EXERCISE - Output an exact reproduction of the data.

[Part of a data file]
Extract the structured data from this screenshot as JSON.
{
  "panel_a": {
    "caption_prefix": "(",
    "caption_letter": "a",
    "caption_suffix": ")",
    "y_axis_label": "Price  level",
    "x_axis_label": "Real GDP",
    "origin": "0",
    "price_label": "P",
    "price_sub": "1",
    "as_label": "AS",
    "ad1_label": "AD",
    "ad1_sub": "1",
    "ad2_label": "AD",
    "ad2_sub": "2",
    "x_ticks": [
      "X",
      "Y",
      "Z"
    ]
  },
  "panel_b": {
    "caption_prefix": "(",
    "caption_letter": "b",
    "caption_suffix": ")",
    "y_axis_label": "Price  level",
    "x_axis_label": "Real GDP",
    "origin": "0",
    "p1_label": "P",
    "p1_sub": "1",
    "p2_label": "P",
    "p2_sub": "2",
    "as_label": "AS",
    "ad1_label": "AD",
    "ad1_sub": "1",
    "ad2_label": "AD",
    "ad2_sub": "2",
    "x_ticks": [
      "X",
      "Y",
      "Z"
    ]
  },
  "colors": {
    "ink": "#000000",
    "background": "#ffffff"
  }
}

THE ANSWER -
Extract the structured data from this screenshot as JSON.
{
  "panel_a": {
    "caption_prefix": "(",
    "caption_letter": "a",
    "caption_suffix": ")",
    "y_axis_label": "Price  level",
    "x_axis_label": "Real GDP",
    "origin": "0",
    "price_label": "P",
    "price_sub": "1",
    "as_label": "AS",
    "ad1_label": "AD",
    "ad1_sub": "1",
    "ad2_label": "AD",
    "ad2_sub": "2",
    "x_ticks": [
      "X",
      "Y",
      "Z"
    ]
  },
  "panel_b": {
    "caption_prefix": "(",
    "caption_letter": "b",
    "caption_suffix": ")",
    "y_axis_label": "Price  level",
    "x_axis_label": "Real GDP",
    "origin": "0",
    "p1_label": "P",
    "p1_sub": "1",
    "p2_label": "P",
    "p2_sub": "2",
    "as_label": "AS",
    "ad1_label": "AD",
    "ad1_sub": "1",
    "ad2_label": "AD",
    "ad2_sub": "2",
    "x_ticks": [
      "X",
      "Y",
      "Z"
    ]
  },
  "colors": {
    "ink": "#000000",
    "background": "#ffffff"
  }
}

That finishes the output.